BEGIN
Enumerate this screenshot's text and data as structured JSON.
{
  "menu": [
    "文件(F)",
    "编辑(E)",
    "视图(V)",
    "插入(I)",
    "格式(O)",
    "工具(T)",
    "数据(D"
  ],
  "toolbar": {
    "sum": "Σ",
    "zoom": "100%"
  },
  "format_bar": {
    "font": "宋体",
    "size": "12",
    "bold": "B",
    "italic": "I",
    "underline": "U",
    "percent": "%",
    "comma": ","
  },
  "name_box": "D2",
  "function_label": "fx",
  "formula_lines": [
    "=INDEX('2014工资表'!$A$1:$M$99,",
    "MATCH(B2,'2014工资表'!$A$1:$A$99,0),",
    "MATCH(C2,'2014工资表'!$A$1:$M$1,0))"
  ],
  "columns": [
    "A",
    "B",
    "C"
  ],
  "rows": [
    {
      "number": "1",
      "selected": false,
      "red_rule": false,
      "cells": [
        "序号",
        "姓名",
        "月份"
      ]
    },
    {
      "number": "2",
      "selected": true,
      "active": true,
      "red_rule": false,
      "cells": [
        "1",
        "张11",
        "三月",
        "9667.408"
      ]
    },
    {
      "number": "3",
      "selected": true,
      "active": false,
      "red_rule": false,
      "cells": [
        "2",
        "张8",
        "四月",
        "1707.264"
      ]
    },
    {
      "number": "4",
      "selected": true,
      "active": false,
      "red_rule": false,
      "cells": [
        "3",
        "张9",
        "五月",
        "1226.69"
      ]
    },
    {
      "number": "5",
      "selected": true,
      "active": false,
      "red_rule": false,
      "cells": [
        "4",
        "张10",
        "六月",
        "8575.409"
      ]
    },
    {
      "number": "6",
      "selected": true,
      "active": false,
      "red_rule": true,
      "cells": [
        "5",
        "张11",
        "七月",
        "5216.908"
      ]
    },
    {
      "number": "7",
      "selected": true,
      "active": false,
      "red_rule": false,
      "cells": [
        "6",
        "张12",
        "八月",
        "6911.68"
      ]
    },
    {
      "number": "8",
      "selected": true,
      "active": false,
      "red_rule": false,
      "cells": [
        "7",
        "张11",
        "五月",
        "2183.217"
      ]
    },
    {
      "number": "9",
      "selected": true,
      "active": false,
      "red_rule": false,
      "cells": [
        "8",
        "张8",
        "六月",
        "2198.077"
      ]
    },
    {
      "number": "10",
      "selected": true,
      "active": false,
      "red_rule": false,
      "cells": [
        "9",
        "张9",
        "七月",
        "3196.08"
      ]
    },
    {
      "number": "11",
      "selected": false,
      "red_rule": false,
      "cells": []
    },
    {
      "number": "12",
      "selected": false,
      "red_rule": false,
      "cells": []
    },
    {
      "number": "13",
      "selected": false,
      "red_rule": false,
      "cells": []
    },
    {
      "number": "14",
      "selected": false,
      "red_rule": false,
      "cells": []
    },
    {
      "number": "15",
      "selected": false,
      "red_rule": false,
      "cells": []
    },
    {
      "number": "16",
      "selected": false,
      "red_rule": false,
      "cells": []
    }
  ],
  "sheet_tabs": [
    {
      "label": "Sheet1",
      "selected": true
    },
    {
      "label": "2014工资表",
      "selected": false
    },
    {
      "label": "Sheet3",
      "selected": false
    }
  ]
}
END
Task details:
Reproduce each record exactly, leaving nothing out.

Result of this exercise:
Enumerate this screenshot's text and data as structured JSON.
{
  "menu": [
    "文件(F)",
    "编辑(E)",
    "视图(V)",
    "插入(I)",
    "格式(O)",
    "工具(T)",
    "数据(D"
  ],
  "toolbar": {
    "sum": "Σ",
    "zoom": "100%"
  },
  "format_bar": {
    "font": "宋体",
    "size": "12",
    "bold": "B",
    "italic": "I",
    "underline": "U",
    "percent": "%",
    "comma": ","
  },
  "name_box": "D2",
  "function_label": "fx",
  "formula_lines": [
    "=INDEX('2014工资表'!$A$1:$M$99,",
    "MATCH(B2,'2014工资表'!$A$1:$A$99,0),",
    "MATCH(C2,'2014工资表'!$A$1:$M$1,0))"
  ],
  "columns": [
    "A",
    "B",
    "C"
  ],
  "rows": [
    {
      "number": "1",
      "selected": false,
      "red_rule": false,
      "cells": [
        "序号",
        "姓名",
        "月份"
      ]
    },
    {
      "number": "2",
      "selected": true,
      "active": true,
      "red_rule": false,
      "cells": [
        "1",
        "张11",
        "三月",
        "9667.408"
      ]
    },
    {
      "number": "3",
      "selected": true,
      "active": false,
      "red_rule": false,
      "cells": [
        "2",
        "张8",
        "四月",
        "1707.264"
      ]
    },
    {
      "number": "4",
      "selected": true,
      "active": false,
      "red_rule": false,
      "cells": [
        "3",
        "张9",
        "五月",
        "1226.69"
      ]
    },
    {
      "number": "5",
      "selected": true,
      "active": false,
      "red_rule": false,
      "cells": [
        "4",
        "张10",
        "六月",
        "8575.409"
      ]
    },
    {
      "number": "6",
      "selected": true,
      "active": false,
      "red_rule": true,
      "cells": [
        "5",
        "张11",
        "七月",
        "5216.908"
      ]
    },
    {
      "number": "7",
      "selected": true,
      "active": false,
      "red_rule": false,
      "cells": [
        "6",
        "张12",
        "八月",
        "6911.68"
      ]
    },
    {
      "number": "8",
      "selected": true,
      "active": false,
      "red_rule": false,
      "cells": [
        "7",
        "张11",
        "五月",
        "2183.217"
      ]
    },
    {
      "number": "9",
      "selected": true,
      "active": false,
      "red_rule": false,
      "cells": [
        "8",
        "张8",
        "六月",
        "2198.077"
      ]
    },
    {
      "number": "10",
      "selected": true,
      "active": false,
      "red_rule": false,
      "cells": [
        "9",
        "张9",
        "七月",
        "3196.08"
      ]
    },
    {
      "number": "11",
      "selected": false,
      "red_rule": false,
      "cells": []
    },
    {
      "number": "12",
      "selected": false,
      "red_rule": false,
      "cells": []
    },
    {
      "number": "13",
      "selected": false,
      "red_rule": false,
      "cells": []
    },
    {
      "number": "14",
      "selected": false,
      "red_rule": false,
      "cells": []
    },
    {
      "number": "15",
      "selected": false,
      "red_rule": false,
      "cells": []
    },
    {
      "number": "16",
      "selected": false,
      "red_rule": false,
      "cells": []
    }
  ],
  "sheet_tabs": [
    {
      "label": "Sheet1",
      "selected": true
    },
    {
      "label": "2014工资表",
      "selected": false
    },
    {
      "label": "Sheet3",
      "selected": false
    }
  ]
}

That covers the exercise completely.